### PAGE EXTRACT

The iPad did, that’s who.

Now, I’ve seen some arguments today that this misses the point — that Apple isn’t just satisfied with replicating your standard web video experience, that they want to transform the entire video business.  Ryan Lawler at NewTeeVee argues:

The iPad will cause ripples in multiple industries — including news, book publishing and gaming — but at the end of the day, I’m betting that what the iPad will be used for more than anything is watching video. Like the iPod, it’s only a matter of time before the iPad becomes the defining product with which to consume that type of media.

Could be. But they have to sell a ton of iPads first. And, by not embracing the existing landscape — the tens of thousands of video sites that provide hundreds of millions of videos encoded in Flash — they’ve cut off a natural, intial reason to buy and to use the device (and yes, I know all about HTML 5 video, and no the iPad is not going to cause a stampede to that overnight). If I have to choose between a lightweight, fully functional wireless enabled laptop that works well on every web site and that allows me to watch videos from Hulu and Netflix and a gazillion other places, and an iPad that doesn’t support Flash or any site that  uses Flash and only lets me watch videos from iTune and YouTube, which am I gonna use?

Simple. I’ll stick with my Macbook for now, thanks.

Old Media, New Media

Some of the digital media cheerleaders out there are so eager to dethrone “old media” and the MSM, but sometimes I worry their plans will neither cure the disease or save the patient, just replace it with something different and maybe worse in some regards.

In short, despite the fact I’ve made a living in digital media for over a dozen years and consider it my calling, I hope many traditional forms of “old media” won’t go away anytime soon or be displaced by new media.

### PROBLEM DETAILS
Answer these questions from the page extract about the iPad and video:
(a) For which outlet does Ryan Lawler write?
(b) Which computer does the writer say they will stick with for now?
(c) For how long has the writer made a living in digital media?
The material that follows has nothing to do with this.

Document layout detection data
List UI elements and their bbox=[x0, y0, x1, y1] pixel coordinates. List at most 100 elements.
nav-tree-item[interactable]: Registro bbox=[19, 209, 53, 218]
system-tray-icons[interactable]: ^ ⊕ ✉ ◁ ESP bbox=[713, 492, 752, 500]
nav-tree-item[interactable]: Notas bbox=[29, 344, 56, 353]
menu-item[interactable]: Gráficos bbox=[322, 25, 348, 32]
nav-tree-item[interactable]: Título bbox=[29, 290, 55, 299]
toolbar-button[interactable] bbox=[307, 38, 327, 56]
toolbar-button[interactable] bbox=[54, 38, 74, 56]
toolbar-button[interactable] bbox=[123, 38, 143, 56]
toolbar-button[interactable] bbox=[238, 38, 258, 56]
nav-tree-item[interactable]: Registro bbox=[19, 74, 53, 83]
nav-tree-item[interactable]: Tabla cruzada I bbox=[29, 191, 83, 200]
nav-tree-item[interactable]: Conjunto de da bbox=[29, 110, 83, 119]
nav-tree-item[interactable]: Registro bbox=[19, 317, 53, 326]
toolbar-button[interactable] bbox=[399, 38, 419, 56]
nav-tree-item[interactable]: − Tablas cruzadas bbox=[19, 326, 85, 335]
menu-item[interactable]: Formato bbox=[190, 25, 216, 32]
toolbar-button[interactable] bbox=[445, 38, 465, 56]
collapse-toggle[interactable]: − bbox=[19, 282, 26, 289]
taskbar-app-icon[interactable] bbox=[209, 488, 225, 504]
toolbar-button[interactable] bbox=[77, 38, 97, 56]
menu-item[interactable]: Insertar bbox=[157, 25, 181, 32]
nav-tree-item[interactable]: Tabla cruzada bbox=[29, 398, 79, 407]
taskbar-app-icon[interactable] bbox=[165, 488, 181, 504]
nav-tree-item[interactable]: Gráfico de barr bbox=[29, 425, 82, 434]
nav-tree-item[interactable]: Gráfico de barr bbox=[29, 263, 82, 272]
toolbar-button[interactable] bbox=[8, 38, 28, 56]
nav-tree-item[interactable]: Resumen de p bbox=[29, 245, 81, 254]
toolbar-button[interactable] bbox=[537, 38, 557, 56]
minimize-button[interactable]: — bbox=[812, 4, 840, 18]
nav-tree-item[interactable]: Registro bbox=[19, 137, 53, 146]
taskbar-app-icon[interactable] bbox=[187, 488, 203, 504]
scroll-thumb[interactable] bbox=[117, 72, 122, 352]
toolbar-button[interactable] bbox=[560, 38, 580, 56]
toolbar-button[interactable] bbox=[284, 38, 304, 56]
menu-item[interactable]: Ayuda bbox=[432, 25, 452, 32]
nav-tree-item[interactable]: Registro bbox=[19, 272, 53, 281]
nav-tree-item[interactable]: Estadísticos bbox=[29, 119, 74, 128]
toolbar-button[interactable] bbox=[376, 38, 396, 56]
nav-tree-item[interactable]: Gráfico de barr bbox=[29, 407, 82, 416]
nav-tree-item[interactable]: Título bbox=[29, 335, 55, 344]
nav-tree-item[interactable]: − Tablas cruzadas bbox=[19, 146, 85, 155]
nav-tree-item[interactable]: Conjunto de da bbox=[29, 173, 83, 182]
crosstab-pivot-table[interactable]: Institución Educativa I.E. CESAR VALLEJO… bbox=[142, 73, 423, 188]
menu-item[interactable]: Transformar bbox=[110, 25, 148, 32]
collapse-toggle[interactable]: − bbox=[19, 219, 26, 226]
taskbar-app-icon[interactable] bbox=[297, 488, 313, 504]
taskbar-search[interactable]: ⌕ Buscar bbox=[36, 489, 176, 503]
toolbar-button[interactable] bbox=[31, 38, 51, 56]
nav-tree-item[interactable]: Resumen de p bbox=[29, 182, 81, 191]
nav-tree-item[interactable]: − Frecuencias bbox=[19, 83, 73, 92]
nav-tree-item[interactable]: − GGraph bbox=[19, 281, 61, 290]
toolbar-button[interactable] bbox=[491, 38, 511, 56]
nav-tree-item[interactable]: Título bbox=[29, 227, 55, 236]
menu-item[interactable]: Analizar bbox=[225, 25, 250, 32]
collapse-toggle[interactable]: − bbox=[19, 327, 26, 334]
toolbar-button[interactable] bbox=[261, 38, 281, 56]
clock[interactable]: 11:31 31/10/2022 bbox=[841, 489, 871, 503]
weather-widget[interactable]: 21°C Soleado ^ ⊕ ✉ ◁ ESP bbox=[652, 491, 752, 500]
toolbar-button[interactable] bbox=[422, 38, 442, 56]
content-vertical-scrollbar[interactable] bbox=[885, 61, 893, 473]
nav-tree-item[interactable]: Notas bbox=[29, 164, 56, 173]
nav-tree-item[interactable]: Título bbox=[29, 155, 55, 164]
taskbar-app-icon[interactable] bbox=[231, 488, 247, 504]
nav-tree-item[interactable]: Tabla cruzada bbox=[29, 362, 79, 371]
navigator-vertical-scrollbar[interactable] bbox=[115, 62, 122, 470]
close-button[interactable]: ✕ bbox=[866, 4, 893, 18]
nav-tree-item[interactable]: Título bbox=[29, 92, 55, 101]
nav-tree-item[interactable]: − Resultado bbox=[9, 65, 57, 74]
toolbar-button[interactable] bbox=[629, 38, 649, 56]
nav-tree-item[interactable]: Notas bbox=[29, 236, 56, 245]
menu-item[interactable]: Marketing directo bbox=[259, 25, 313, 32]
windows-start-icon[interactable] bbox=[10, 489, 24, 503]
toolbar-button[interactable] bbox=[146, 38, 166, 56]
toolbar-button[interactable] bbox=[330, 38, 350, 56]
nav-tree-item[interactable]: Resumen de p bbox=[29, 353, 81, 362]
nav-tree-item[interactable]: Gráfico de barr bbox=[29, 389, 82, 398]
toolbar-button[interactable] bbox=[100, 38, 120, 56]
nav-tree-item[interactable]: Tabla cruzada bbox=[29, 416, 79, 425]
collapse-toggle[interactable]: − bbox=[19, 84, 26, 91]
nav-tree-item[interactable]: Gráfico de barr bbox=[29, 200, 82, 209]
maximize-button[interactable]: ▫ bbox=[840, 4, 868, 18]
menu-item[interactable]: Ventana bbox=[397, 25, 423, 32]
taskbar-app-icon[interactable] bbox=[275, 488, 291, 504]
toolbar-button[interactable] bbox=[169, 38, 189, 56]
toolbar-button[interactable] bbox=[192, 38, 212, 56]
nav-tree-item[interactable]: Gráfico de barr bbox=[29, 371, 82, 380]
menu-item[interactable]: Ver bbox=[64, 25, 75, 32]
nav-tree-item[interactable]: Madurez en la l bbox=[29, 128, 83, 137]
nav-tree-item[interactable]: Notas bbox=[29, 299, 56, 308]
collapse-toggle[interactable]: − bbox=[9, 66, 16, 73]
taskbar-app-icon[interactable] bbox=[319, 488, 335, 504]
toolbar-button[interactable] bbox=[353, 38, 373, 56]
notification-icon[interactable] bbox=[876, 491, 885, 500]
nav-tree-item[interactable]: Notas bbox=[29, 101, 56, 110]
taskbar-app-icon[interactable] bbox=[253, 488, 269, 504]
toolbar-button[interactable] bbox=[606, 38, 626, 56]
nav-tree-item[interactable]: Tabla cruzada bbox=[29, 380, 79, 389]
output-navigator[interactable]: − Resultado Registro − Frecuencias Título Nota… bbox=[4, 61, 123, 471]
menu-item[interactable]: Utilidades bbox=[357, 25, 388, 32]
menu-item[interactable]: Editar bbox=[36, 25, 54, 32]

### ANSWER AREA
(a) NewTeeVee
(b) Their Macbook
(c) Over a dozen years